» ENTRIES PROVIDED:

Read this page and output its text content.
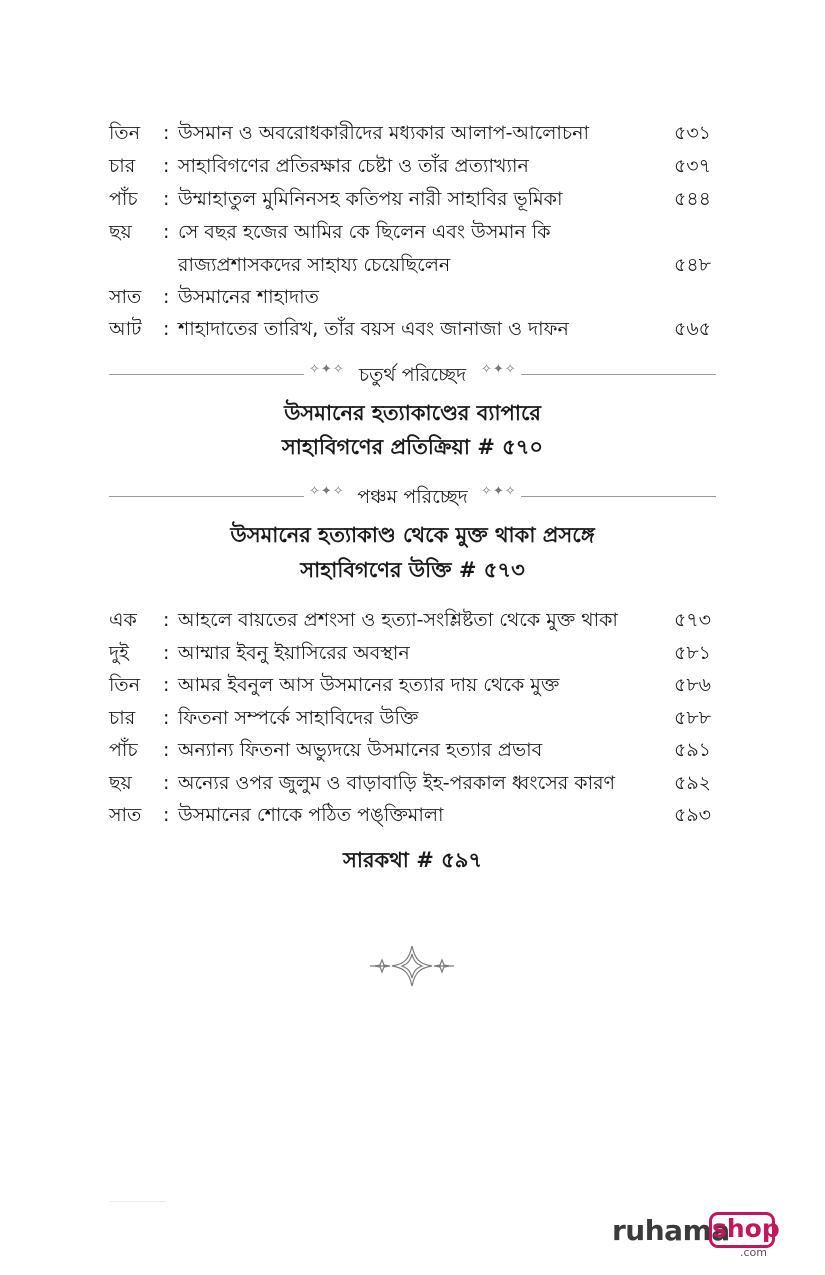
তিন : উসমান ও অবরোধকারীদের মধ্যকার আলাপ-আলোচনা	৫৩১
চার : সাহাবিগণের প্রতিরক্ষার চেষ্টা ও তাঁর প্রত্যাখ্যান	৫৩৭
পাঁচ : উম্মাহাতুল মুমিনিনসহ কতিপয় নারী সাহাবির ভূমিকা	৫৪৪
ছয় : সে বছর হজের আমির কে ছিলেন এবং উসমান কি
রাজ্যপ্রশাসকদের সাহায্য চেয়েছিলেন	৫৪৮
সাত : উসমানের শাহাদাত
আট : শাহাদাতের তারিখ, তাঁর বয়স এবং জানাজা ও দাফন	৫৬৫
✧✦✧ চতুর্থ পরিচ্ছেদ	✧✦✧
উসমানের হত্যাকাণ্ডের ব্যাপারে
সাহাবিগণের প্রতিক্রিয়া # ৫৭০
✧✦✧ পঞ্চম পরিচ্ছেদ	✧✦✧
উসমানের হত্যাকাণ্ড থেকে মুক্ত থাকা প্রসঙ্গে
সাহাবিগণের উক্তি # ৫৭৩
এক : আহলে বায়তের প্রশংসা ও হত্যা-সংশ্লিষ্টতা থেকে মুক্ত থাকা	৫৭৩
দুই : আম্মার ইবনু ইয়াসিরের অবস্থান	৫৮১
তিন : আমর ইবনুল আস উসমানের হত্যার দায় থেকে মুক্ত	৫৮৬
চার : ফিতনা সম্পর্কে সাহাবিদের উক্তি	৫৮৮
পাঁচ : অন্যান্য ফিতনা অভ্যুদয়ে উসমানের হত্যার প্রভাব	৫৯১
ছয় : অন্যের ওপর জুলুম ও বাড়াবাড়ি ইহ-পরকাল ধ্বংসের কারণ	৫৯২
সাত : উসমানের শোকে পঠিত পঙ্‌ক্তিমালা	৫৯৩
সারকথা # ৫৯৭
ruhama
shop
.com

» AIM:
Copy the listing in full and without alteration, omitting every picture.

» ANSWER TO THIS TASK:
Read this page and output its text content.
তিন : উসমান ও অবরোধকারীদের মধ্যকার আলাপ-আলোচনা	৫৩১
চার : সাহাবিগণের প্রতিরক্ষার চেষ্টা ও তাঁর প্রত্যাখ্যান	৫৩৭
পাঁচ : উম্মাহাতুল মুমিনিনসহ কতিপয় নারী সাহাবির ভূমিকা	৫৪৪
ছয় : সে বছর হজের আমির কে ছিলেন এবং উসমান কি
রাজ্যপ্রশাসকদের সাহায্য চেয়েছিলেন	৫৪৮
সাত : উসমানের শাহাদাত
আট : শাহাদাতের তারিখ, তাঁর বয়স এবং জানাজা ও দাফন	৫৬৫
✧✦✧ চতুর্থ পরিচ্ছেদ	✧✦✧
উসমানের হত্যাকাণ্ডের ব্যাপারে
সাহাবিগণের প্রতিক্রিয়া # ৫৭০
✧✦✧ পঞ্চম পরিচ্ছেদ	✧✦✧
উসমানের হত্যাকাণ্ড থেকে মুক্ত থাকা প্রসঙ্গে
সাহাবিগণের উক্তি # ৫৭৩
এক : আহলে বায়তের প্রশংসা ও হত্যা-সংশ্লিষ্টতা থেকে মুক্ত থাকা	৫৭৩
দুই : আম্মার ইবনু ইয়াসিরের অবস্থান	৫৮১
তিন : আমর ইবনুল আস উসমানের হত্যার দায় থেকে মুক্ত	৫৮৬
চার : ফিতনা সম্পর্কে সাহাবিদের উক্তি	৫৮৮
পাঁচ : অন্যান্য ফিতনা অভ্যুদয়ে উসমানের হত্যার প্রভাব	৫৯১
ছয় : অন্যের ওপর জুলুম ও বাড়াবাড়ি ইহ-পরকাল ধ্বংসের কারণ	৫৯২
সাত : উসমানের শোকে পঠিত পঙ্‌ক্তিমালা	৫৯৩
সারকথা # ৫৯৭
ruhama
shop
.com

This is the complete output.